PROBLEM STATEMENT. Your task is to print all of the material verbatim.

RECORDS FOR PROCESSING.
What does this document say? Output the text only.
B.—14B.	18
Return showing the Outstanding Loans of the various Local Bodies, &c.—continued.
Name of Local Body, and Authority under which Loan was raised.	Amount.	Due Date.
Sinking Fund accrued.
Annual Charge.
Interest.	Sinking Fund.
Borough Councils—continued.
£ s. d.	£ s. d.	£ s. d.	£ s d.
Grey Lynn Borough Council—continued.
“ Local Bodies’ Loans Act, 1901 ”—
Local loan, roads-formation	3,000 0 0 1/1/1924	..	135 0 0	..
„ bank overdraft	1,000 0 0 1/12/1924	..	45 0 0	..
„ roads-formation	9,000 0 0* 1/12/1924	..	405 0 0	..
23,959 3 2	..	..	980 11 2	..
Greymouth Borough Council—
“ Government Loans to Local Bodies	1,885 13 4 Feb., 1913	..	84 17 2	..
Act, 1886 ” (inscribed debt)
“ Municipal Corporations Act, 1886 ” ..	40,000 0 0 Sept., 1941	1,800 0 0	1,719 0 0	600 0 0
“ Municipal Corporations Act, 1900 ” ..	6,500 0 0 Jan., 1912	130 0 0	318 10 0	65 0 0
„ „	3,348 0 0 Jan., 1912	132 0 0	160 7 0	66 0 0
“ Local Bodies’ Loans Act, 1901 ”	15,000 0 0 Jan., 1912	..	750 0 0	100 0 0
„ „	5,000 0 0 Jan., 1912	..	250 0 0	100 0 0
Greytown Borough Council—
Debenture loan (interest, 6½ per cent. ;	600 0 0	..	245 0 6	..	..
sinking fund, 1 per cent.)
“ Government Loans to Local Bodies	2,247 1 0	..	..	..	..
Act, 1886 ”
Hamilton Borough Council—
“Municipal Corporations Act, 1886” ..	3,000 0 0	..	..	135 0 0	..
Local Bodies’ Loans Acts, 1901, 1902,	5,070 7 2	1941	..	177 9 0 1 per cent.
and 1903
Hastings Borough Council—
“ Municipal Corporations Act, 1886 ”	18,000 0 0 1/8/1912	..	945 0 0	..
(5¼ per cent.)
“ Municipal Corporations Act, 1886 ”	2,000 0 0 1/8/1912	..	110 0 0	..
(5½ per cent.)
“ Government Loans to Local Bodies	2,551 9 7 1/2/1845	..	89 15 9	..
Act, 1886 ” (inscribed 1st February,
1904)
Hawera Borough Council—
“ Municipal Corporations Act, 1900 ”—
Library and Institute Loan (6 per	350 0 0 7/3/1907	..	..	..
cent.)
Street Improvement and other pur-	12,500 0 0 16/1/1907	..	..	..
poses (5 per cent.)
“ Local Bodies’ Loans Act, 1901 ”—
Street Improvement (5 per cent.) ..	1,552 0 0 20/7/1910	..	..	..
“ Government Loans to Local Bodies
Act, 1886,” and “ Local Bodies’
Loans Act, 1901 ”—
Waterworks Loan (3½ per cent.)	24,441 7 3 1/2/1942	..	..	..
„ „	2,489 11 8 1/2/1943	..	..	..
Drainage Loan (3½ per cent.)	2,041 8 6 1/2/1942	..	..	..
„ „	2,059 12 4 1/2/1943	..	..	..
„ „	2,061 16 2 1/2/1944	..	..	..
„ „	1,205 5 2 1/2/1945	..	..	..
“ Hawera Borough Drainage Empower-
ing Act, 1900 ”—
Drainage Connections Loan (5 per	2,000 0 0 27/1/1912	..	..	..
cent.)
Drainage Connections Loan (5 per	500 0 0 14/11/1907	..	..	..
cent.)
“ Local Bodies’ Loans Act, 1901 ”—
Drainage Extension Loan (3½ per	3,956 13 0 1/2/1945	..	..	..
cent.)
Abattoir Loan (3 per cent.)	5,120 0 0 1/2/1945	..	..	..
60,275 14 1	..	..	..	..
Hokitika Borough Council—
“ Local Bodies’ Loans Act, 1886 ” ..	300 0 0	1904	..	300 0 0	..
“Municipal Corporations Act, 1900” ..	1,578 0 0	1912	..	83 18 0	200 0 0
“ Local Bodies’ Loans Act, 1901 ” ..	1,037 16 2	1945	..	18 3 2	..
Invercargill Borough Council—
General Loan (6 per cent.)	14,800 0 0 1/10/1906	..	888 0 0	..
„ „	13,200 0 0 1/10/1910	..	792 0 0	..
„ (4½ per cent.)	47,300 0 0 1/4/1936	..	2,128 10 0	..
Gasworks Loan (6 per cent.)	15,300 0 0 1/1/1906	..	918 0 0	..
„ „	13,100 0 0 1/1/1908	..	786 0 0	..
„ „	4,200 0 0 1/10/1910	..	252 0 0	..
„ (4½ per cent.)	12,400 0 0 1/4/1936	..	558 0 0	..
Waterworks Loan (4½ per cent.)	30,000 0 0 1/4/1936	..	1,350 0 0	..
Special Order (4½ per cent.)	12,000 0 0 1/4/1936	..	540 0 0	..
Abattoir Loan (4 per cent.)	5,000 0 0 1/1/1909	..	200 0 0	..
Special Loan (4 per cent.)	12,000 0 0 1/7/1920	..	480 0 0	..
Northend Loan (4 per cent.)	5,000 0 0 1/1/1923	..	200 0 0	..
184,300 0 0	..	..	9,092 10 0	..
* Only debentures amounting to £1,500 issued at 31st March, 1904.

ANSWER TO THIS PROBLEM.
What does this document say? Output the text only.
B.—14B.	18
Return showing the Outstanding Loans of the various Local Bodies, &c.—continued.
Name of Local Body, and Authority under which Loan was raised.	Amount.	Due Date.
Sinking Fund accrued.
Annual Charge.
Interest.	Sinking Fund.
Borough Councils—continued.
£ s. d.	£ s. d.	£ s. d.	£ s d.
Grey Lynn Borough Council—continued.
“ Local Bodies’ Loans Act, 1901 ”—
Local loan, roads-formation	3,000 0 0 1/1/1924	..	135 0 0	..
„ bank overdraft	1,000 0 0 1/12/1924	..	45 0 0	..
„ roads-formation	9,000 0 0* 1/12/1924	..	405 0 0	..
23,959 3 2	..	..	980 11 2	..
Greymouth Borough Council—
“ Government Loans to Local Bodies	1,885 13 4 Feb., 1913	..	84 17 2	..
Act, 1886 ” (inscribed debt)
“ Municipal Corporations Act, 1886 ” ..	40,000 0 0 Sept., 1941	1,800 0 0	1,719 0 0	600 0 0
“ Municipal Corporations Act, 1900 ” ..	6,500 0 0 Jan., 1912	130 0 0	318 10 0	65 0 0
„ „	3,348 0 0 Jan., 1912	132 0 0	160 7 0	66 0 0
“ Local Bodies’ Loans Act, 1901 ”	15,000 0 0 Jan., 1912	..	750 0 0	100 0 0
„ „	5,000 0 0 Jan., 1912	..	250 0 0	100 0 0
Greytown Borough Council—
Debenture loan (interest, 6½ per cent. ;	600 0 0	..	245 0 6	..	..
sinking fund, 1 per cent.)
“ Government Loans to Local Bodies	2,247 1 0	..	..	..	..
Act, 1886 ”
Hamilton Borough Council—
“Municipal Corporations Act, 1886” ..	3,000 0 0	..	..	135 0 0	..
Local Bodies’ Loans Acts, 1901, 1902,	5,070 7 2	1941	..	177 9 0 1 per cent.
and 1903
Hastings Borough Council—
“ Municipal Corporations Act, 1886 ”	18,000 0 0 1/8/1912	..	945 0 0	..
(5¼ per cent.)
“ Municipal Corporations Act, 1886 ”	2,000 0 0 1/8/1912	..	110 0 0	..
(5½ per cent.)
“ Government Loans to Local Bodies	2,551 9 7 1/2/1845	..	89 15 9	..
Act, 1886 ” (inscribed 1st February,
1904)
Hawera Borough Council—
“ Municipal Corporations Act, 1900 ”—
Library and Institute Loan (6 per	350 0 0 7/3/1907	..	..	..
cent.)
Street Improvement and other pur-	12,500 0 0 16/1/1907	..	..	..
poses (5 per cent.)
“ Local Bodies’ Loans Act, 1901 ”—
Street Improvement (5 per cent.) ..	1,552 0 0 20/7/1910	..	..	..
“ Government Loans to Local Bodies
Act, 1886,” and “ Local Bodies’
Loans Act, 1901 ”—
Waterworks Loan (3½ per cent.)	24,441 7 3 1/2/1942	..	..	..
„ „	2,489 11 8 1/2/1943	..	..	..
Drainage Loan (3½ per cent.)	2,041 8 6 1/2/1942	..	..	..
„ „	2,059 12 4 1/2/1943	..	..	..
„ „	2,061 16 2 1/2/1944	..	..	..
„ „	1,205 5 2 1/2/1945	..	..	..
“ Hawera Borough Drainage Empower-
ing Act, 1900 ”—
Drainage Connections Loan (5 per	2,000 0 0 27/1/1912	..	..	..
cent.)
Drainage Connections Loan (5 per	500 0 0 14/11/1907	..	..	..
cent.)
“ Local Bodies’ Loans Act, 1901 ”—
Drainage Extension Loan (3½ per	3,956 13 0 1/2/1945	..	..	..
cent.)
Abattoir Loan (3 per cent.)	5,120 0 0 1/2/1945	..	..	..
60,275 14 1	..	..	..	..
Hokitika Borough Council—
“ Local Bodies’ Loans Act, 1886 ” ..	300 0 0	1904	..	300 0 0	..
“Municipal Corporations Act, 1900” ..	1,578 0 0	1912	..	83 18 0	200 0 0
“ Local Bodies’ Loans Act, 1901 ” ..	1,037 16 2	1945	..	18 3 2	..
Invercargill Borough Council—
General Loan (6 per cent.)	14,800 0 0 1/10/1906	..	888 0 0	..
„ „	13,200 0 0 1/10/1910	..	792 0 0	..
„ (4½ per cent.)	47,300 0 0 1/4/1936	..	2,128 10 0	..
Gasworks Loan (6 per cent.)	15,300 0 0 1/1/1906	..	918 0 0	..
„ „	13,100 0 0 1/1/1908	..	786 0 0	..
„ „	4,200 0 0 1/10/1910	..	252 0 0	..
„ (4½ per cent.)	12,400 0 0 1/4/1936	..	558 0 0	..
Waterworks Loan (4½ per cent.)	30,000 0 0 1/4/1936	..	1,350 0 0	..
Special Order (4½ per cent.)	12,000 0 0 1/4/1936	..	540 0 0	..
Abattoir Loan (4 per cent.)	5,000 0 0 1/1/1909	..	200 0 0	..
Special Loan (4 per cent.)	12,000 0 0 1/7/1920	..	480 0 0	..
Northend Loan (4 per cent.)	5,000 0 0 1/1/1923	..	200 0 0	..
184,300 0 0	..	..	9,092 10 0	..
* Only debentures amounting to £1,500 issued at 31st March, 1904.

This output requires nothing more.